◆ **ENTRIES SHOWN**
[Start]
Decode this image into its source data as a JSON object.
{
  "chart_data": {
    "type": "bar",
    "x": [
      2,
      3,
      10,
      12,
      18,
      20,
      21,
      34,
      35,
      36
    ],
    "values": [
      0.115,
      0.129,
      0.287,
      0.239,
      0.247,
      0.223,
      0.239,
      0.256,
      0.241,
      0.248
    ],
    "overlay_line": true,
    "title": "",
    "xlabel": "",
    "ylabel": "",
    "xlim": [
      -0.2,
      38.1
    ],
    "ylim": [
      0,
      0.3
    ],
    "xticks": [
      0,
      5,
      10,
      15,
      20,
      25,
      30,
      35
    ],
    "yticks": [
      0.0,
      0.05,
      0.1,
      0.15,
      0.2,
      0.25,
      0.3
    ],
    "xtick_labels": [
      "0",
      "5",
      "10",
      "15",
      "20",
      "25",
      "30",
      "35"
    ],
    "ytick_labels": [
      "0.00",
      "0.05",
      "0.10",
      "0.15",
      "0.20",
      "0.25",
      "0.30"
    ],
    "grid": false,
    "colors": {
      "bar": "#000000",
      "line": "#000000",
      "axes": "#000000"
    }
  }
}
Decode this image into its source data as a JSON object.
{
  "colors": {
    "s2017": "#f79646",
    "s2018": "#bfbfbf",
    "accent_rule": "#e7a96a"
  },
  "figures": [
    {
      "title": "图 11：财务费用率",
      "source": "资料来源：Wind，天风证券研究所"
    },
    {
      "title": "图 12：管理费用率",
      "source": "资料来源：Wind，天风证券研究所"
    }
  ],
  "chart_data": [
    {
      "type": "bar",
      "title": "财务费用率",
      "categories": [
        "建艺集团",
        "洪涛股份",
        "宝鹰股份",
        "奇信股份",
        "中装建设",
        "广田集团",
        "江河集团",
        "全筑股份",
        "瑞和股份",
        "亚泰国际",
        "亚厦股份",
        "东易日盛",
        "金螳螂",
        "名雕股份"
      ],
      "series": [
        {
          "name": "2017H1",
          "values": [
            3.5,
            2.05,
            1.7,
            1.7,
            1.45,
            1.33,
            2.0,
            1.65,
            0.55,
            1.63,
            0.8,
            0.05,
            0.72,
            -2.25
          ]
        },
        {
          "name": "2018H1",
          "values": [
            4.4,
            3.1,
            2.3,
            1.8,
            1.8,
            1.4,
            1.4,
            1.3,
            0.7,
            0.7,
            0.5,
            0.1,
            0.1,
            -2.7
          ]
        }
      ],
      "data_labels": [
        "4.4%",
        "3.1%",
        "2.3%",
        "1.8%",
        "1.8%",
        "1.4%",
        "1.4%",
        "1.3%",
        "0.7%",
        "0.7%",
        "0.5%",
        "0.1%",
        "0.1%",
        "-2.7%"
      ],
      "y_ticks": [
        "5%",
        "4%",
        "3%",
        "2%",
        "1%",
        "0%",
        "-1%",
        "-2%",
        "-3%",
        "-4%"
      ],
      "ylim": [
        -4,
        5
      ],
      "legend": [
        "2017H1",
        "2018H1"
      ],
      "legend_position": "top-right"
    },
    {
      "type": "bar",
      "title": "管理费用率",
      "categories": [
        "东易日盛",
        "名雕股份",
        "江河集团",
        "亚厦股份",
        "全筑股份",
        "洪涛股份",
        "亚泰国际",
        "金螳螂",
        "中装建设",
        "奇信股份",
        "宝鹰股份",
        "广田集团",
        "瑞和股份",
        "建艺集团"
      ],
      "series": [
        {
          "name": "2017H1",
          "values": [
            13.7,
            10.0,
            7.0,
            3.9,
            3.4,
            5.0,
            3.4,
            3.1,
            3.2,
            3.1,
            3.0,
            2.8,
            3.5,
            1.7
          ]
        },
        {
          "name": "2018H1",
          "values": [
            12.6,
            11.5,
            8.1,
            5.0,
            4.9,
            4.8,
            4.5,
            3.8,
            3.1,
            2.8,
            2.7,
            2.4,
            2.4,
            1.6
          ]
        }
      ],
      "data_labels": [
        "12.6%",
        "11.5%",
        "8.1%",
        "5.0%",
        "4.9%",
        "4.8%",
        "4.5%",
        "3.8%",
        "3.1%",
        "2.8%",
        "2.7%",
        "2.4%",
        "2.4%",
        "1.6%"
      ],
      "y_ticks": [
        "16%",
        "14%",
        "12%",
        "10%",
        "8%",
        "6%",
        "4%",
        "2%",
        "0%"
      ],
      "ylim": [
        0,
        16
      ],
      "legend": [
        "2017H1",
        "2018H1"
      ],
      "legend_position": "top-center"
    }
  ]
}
[End]
◆ **WRITTEN REQUEST**
Reproduce the records in full, exactly as written.

◆ **RESULT OF THIS TASK**
Decode this image into its source data as a JSON object.
{
  "chart_data": {
    "type": "bar",
    "x": [
      2,
      3,
      10,
      12,
      18,
      20,
      21,
      34,
      35,
      36
    ],
    "values": [
      0.115,
      0.129,
      0.287,
      0.239,
      0.247,
      0.223,
      0.239,
      0.256,
      0.241,
      0.248
    ],
    "overlay_line": true,
    "title": "",
    "xlabel": "",
    "ylabel": "",
    "xlim": [
      -0.2,
      38.1
    ],
    "ylim": [
      0,
      0.3
    ],
    "xticks": [
      0,
      5,
      10,
      15,
      20,
      25,
      30,
      35
    ],
    "yticks": [
      0.0,
      0.05,
      0.1,
      0.15,
      0.2,
      0.25,
      0.3
    ],
    "xtick_labels": [
      "0",
      "5",
      "10",
      "15",
      "20",
      "25",
      "30",
      "35"
    ],
    "ytick_labels": [
      "0.00",
      "0.05",
      "0.10",
      "0.15",
      "0.20",
      "0.25",
      "0.30"
    ],
    "grid": false,
    "colors": {
      "bar": "#000000",
      "line": "#000000",
      "axes": "#000000"
    }
  }
}
Decode this image into its source data as a JSON object.
{
  "colors": {
    "s2017": "#f79646",
    "s2018": "#bfbfbf",
    "accent_rule": "#e7a96a"
  },
  "figures": [
    {
      "title": "图 11：财务费用率",
      "source": "资料来源：Wind，天风证券研究所"
    },
    {
      "title": "图 12：管理费用率",
      "source": "资料来源：Wind，天风证券研究所"
    }
  ],
  "chart_data": [
    {
      "type": "bar",
      "title": "财务费用率",
      "categories": [
        "建艺集团",
        "洪涛股份",
        "宝鹰股份",
        "奇信股份",
        "中装建设",
        "广田集团",
        "江河集团",
        "全筑股份",
        "瑞和股份",
        "亚泰国际",
        "亚厦股份",
        "东易日盛",
        "金螳螂",
        "名雕股份"
      ],
      "series": [
        {
          "name": "2017H1",
          "values": [
            3.5,
            2.05,
            1.7,
            1.7,
            1.45,
            1.33,
            2.0,
            1.65,
            0.55,
            1.63,
            0.8,
            0.05,
            0.72,
            -2.25
          ]
        },
        {
          "name": "2018H1",
          "values": [
            4.4,
            3.1,
            2.3,
            1.8,
            1.8,
            1.4,
            1.4,
            1.3,
            0.7,
            0.7,
            0.5,
            0.1,
            0.1,
            -2.7
          ]
        }
      ],
      "data_labels": [
        "4.4%",
        "3.1%",
        "2.3%",
        "1.8%",
        "1.8%",
        "1.4%",
        "1.4%",
        "1.3%",
        "0.7%",
        "0.7%",
        "0.5%",
        "0.1%",
        "0.1%",
        "-2.7%"
      ],
      "y_ticks": [
        "5%",
        "4%",
        "3%",
        "2%",
        "1%",
        "0%",
        "-1%",
        "-2%",
        "-3%",
        "-4%"
      ],
      "ylim": [
        -4,
        5
      ],
      "legend": [
        "2017H1",
        "2018H1"
      ],
      "legend_position": "top-right"
    },
    {
      "type": "bar",
      "title": "管理费用率",
      "categories": [
        "东易日盛",
        "名雕股份",
        "江河集团",
        "亚厦股份",
        "全筑股份",
        "洪涛股份",
        "亚泰国际",
        "金螳螂",
        "中装建设",
        "奇信股份",
        "宝鹰股份",
        "广田集团",
        "瑞和股份",
        "建艺集团"
      ],
      "series": [
        {
          "name": "2017H1",
          "values": [
            13.7,
            10.0,
            7.0,
            3.9,
            3.4,
            5.0,
            3.4,
            3.1,
            3.2,
            3.1,
            3.0,
            2.8,
            3.5,
            1.7
          ]
        },
        {
          "name": "2018H1",
          "values": [
            12.6,
            11.5,
            8.1,
            5.0,
            4.9,
            4.8,
            4.5,
            3.8,
            3.1,
            2.8,
            2.7,
            2.4,
            2.4,
            1.6
          ]
        }
      ],
      "data_labels": [
        "12.6%",
        "11.5%",
        "8.1%",
        "5.0%",
        "4.9%",
        "4.8%",
        "4.5%",
        "3.8%",
        "3.1%",
        "2.8%",
        "2.7%",
        "2.4%",
        "2.4%",
        "1.6%"
      ],
      "y_ticks": [
        "16%",
        "14%",
        "12%",
        "10%",
        "8%",
        "6%",
        "4%",
        "2%",
        "0%"
      ],
      "ylim": [
        0,
        16
      ],
      "legend": [
        "2017H1",
        "2018H1"
      ],
      "legend_position": "top-center"
    }
  ]
}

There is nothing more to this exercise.